▶ Exercise brief
Look through the material below. Copy every line with the string "model" in it.

▶ Extracted data entries
* * * * * * * * *

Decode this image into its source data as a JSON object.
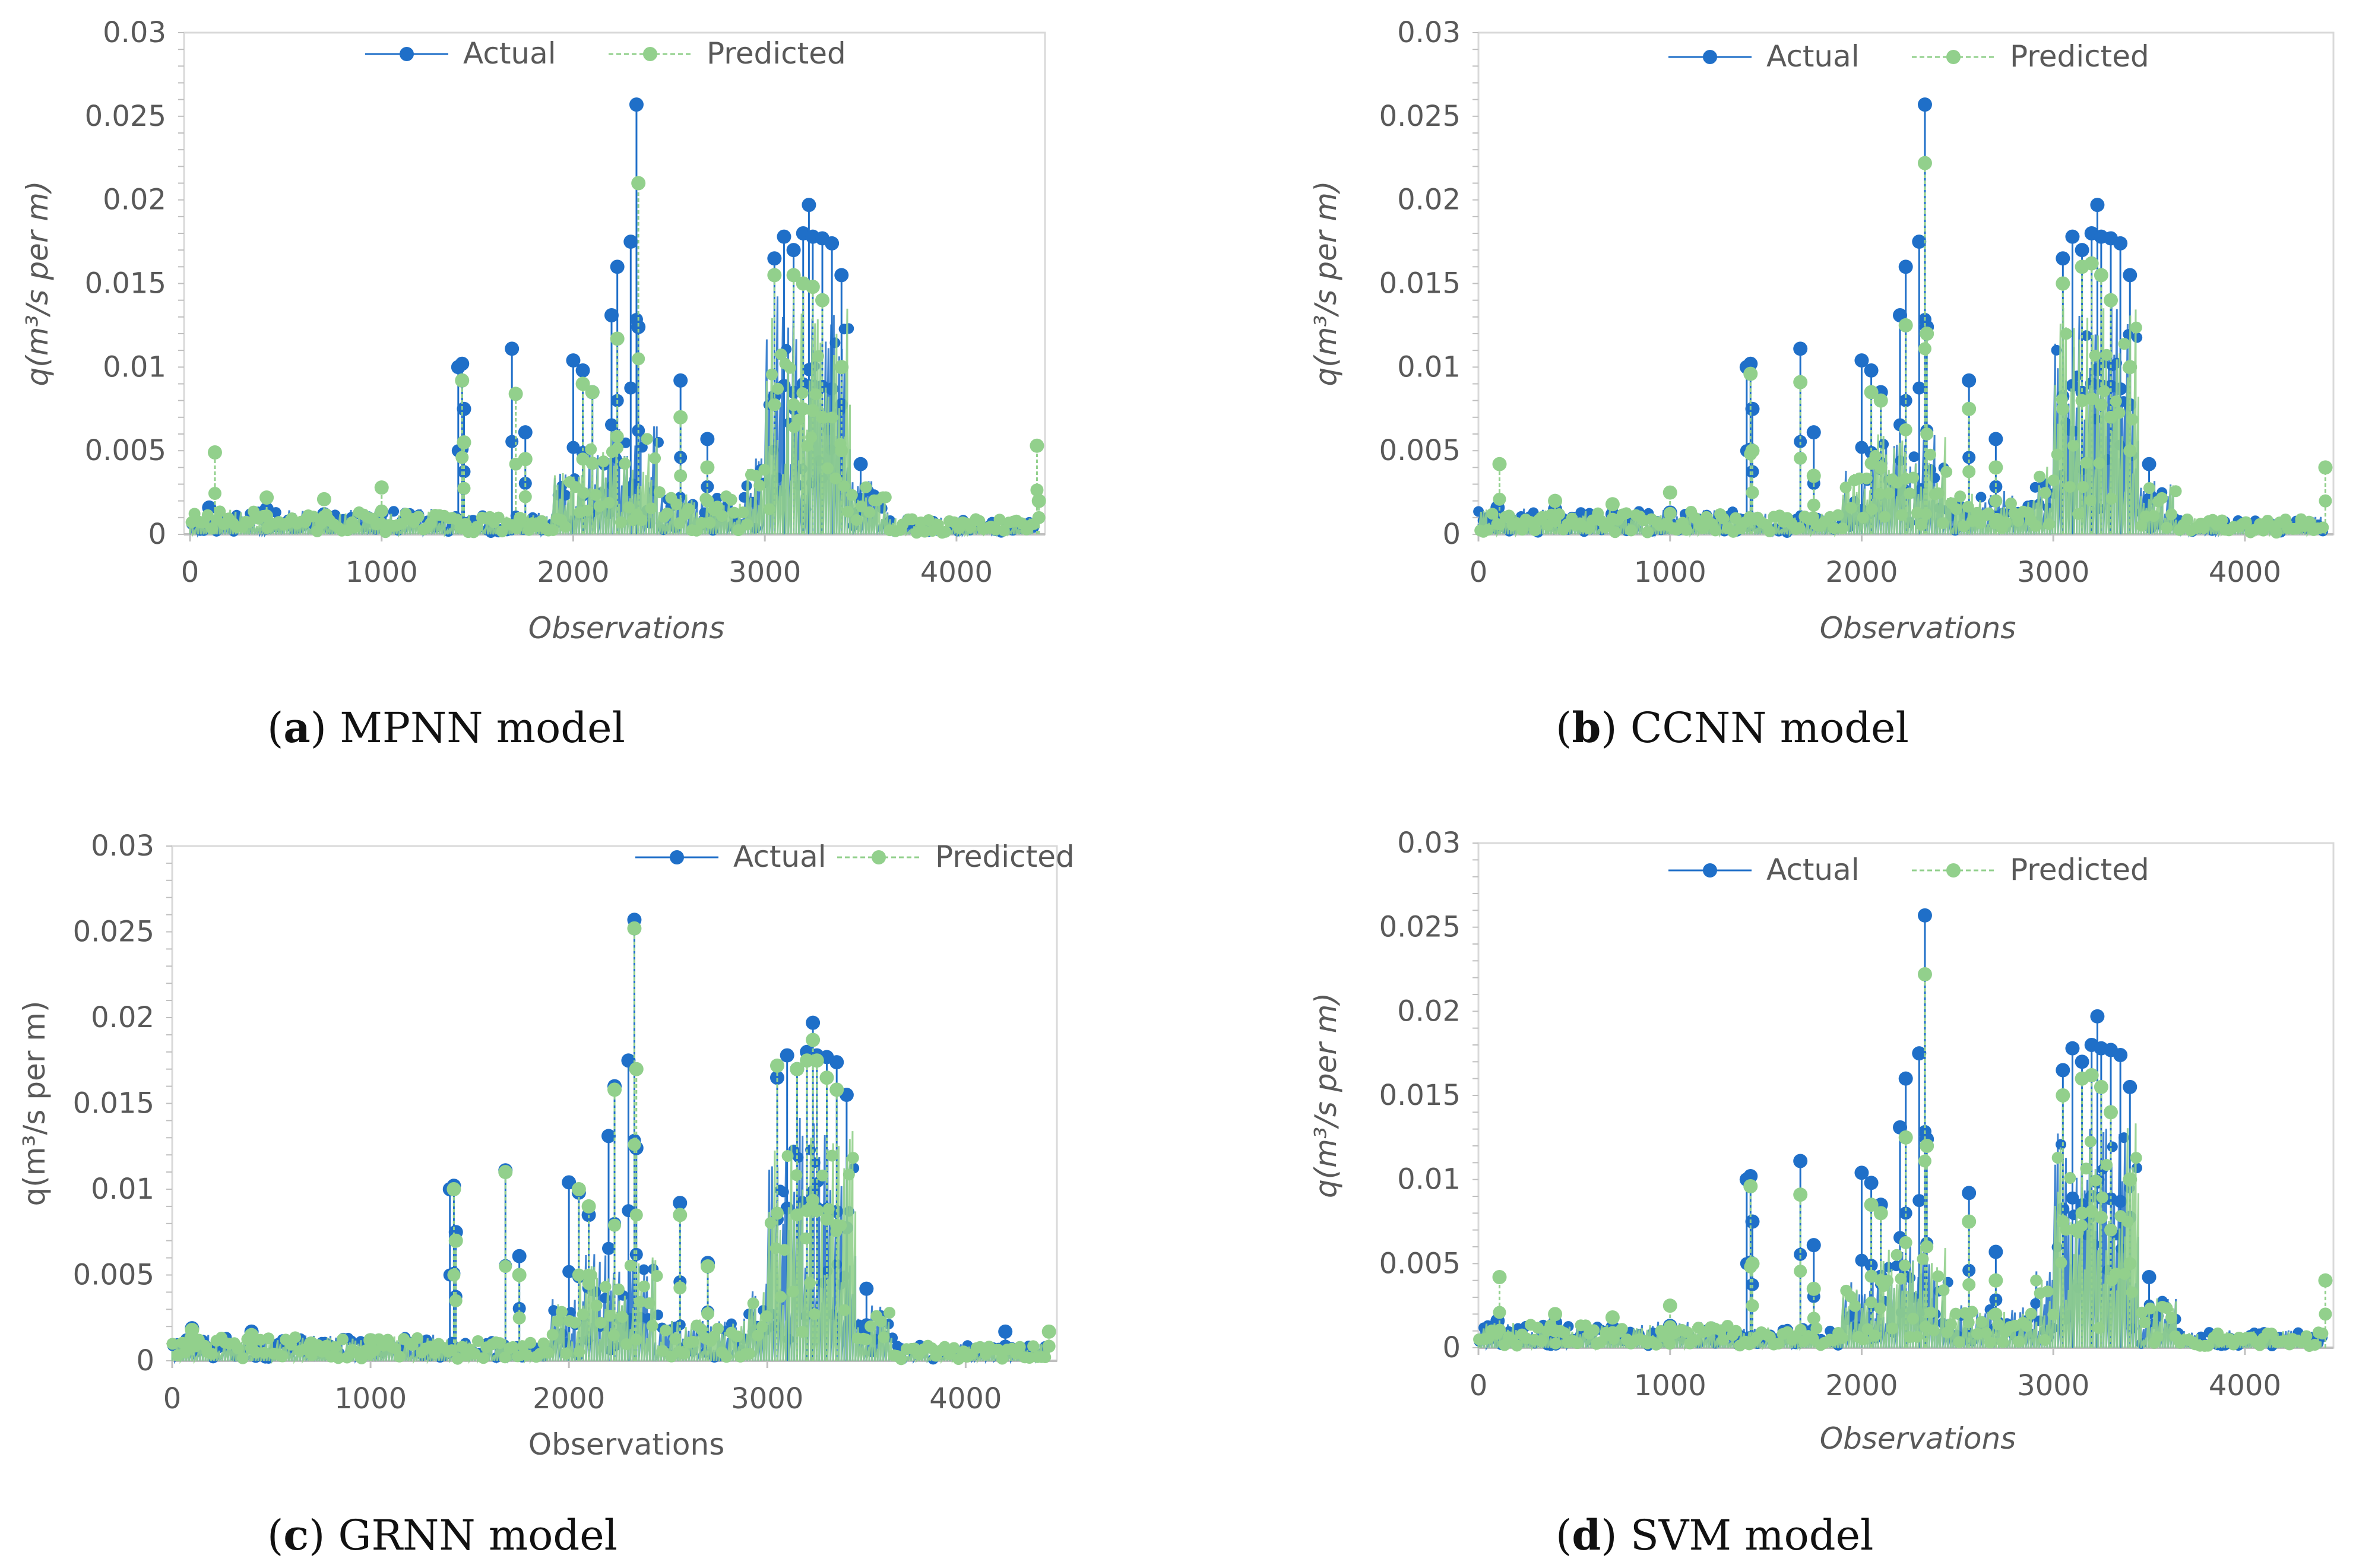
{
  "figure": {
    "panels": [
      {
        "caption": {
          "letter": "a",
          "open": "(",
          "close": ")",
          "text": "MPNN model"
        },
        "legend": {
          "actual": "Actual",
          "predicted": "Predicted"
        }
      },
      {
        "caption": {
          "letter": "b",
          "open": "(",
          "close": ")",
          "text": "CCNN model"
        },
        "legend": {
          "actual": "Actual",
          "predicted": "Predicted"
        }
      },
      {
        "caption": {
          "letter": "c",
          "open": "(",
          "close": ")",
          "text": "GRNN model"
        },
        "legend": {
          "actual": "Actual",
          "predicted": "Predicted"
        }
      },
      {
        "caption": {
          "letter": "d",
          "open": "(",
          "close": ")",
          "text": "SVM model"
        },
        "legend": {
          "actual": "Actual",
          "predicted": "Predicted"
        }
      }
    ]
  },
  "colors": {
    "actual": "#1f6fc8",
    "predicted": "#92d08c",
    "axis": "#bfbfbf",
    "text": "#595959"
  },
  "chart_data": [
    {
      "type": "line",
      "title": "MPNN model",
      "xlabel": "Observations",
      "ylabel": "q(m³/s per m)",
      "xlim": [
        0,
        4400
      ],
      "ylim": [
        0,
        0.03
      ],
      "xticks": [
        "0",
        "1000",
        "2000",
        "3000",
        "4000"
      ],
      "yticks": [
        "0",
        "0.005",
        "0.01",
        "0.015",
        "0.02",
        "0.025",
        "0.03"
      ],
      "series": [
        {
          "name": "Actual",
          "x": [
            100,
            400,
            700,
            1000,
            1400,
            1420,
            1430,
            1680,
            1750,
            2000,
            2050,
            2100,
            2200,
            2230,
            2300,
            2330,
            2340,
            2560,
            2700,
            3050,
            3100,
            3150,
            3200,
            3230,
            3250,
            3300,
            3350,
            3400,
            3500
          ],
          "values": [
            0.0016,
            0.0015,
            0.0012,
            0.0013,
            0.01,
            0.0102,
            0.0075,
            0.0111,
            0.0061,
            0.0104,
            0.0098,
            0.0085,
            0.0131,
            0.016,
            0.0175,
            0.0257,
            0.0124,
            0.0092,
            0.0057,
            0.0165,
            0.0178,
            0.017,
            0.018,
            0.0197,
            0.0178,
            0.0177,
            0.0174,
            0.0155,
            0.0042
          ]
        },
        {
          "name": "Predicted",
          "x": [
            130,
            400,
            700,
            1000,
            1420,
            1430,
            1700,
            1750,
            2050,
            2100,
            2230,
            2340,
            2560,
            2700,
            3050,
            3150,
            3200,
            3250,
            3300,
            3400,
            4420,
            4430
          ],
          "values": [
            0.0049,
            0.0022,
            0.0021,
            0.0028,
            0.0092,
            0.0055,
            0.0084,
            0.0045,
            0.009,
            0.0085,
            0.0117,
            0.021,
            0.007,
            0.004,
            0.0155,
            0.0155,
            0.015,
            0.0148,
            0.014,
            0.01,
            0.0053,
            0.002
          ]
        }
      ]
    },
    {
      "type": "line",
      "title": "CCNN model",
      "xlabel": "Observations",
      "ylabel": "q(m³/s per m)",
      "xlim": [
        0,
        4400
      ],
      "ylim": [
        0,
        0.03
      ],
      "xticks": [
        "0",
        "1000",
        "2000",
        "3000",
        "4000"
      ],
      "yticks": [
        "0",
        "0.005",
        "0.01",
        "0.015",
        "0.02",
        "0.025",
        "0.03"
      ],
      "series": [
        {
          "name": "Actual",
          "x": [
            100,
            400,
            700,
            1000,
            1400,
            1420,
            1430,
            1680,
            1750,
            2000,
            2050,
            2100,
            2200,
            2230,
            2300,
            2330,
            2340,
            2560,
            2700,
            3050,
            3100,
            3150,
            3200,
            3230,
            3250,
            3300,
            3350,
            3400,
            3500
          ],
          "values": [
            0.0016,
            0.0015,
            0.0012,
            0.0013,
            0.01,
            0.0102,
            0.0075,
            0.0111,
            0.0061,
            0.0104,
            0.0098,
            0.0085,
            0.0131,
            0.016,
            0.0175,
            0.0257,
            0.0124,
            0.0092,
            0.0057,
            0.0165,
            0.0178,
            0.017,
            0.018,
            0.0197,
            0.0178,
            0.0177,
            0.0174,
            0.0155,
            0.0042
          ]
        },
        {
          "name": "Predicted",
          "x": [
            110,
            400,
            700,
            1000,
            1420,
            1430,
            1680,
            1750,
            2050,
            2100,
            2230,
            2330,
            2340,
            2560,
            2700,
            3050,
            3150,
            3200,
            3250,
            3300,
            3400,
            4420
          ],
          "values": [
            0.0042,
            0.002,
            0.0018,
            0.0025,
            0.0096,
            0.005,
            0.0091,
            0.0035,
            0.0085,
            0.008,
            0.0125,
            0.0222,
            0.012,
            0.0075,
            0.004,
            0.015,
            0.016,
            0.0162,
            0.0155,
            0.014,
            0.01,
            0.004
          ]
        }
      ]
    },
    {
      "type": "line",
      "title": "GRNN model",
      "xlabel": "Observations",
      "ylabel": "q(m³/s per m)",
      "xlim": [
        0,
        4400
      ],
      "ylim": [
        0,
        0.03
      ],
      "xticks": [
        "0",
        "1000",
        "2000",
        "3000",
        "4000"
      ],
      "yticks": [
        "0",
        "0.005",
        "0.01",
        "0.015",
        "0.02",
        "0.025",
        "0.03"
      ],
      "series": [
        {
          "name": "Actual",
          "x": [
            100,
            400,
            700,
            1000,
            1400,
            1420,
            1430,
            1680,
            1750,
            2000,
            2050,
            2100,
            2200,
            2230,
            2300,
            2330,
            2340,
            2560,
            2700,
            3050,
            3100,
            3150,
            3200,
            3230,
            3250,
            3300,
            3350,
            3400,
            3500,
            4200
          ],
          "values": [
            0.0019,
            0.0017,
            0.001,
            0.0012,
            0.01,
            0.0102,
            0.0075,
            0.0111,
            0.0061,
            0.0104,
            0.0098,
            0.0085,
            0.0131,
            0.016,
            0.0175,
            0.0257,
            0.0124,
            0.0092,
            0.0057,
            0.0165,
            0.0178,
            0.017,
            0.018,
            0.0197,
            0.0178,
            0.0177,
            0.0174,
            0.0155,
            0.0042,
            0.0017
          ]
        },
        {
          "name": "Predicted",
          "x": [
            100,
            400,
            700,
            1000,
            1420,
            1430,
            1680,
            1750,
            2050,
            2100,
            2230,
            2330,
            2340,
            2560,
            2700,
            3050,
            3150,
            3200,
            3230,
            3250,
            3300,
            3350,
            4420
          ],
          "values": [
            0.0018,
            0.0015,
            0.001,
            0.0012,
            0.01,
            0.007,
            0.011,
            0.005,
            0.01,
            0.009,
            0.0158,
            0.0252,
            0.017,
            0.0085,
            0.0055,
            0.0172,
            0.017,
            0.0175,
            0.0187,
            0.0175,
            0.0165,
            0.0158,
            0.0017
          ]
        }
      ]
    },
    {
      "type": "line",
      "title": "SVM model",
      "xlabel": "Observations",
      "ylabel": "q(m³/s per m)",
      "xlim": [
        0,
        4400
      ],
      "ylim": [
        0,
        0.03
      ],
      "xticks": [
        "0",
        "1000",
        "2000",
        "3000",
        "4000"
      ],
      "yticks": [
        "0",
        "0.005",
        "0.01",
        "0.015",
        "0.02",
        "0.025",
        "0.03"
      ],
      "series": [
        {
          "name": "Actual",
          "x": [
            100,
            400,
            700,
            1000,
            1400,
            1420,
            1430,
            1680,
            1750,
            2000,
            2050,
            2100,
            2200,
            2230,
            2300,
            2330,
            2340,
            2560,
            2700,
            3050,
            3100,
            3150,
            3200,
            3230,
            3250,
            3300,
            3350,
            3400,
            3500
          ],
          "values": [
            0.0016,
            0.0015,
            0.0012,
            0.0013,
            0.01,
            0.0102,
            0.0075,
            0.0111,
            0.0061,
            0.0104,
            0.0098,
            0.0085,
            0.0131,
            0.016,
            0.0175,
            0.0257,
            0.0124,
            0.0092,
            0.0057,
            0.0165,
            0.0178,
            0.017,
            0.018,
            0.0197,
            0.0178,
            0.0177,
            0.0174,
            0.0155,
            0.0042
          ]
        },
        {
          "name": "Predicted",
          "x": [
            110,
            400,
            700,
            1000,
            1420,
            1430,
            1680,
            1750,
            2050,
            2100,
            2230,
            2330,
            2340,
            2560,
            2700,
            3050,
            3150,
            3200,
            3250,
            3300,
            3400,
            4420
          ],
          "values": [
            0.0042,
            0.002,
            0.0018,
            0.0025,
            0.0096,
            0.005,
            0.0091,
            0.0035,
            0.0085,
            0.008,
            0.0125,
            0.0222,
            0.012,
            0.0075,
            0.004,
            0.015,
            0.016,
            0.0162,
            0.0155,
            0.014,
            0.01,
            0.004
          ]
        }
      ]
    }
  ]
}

* * * * * * * * *

▶ Answer below
          "text": "MPNN model"
          "text": "CCNN model"
          "text": "GRNN model"
          "text": "SVM model"
      "title": "MPNN model",
      "title": "CCNN model",
      "title": "GRNN model",
      "title": "SVM model",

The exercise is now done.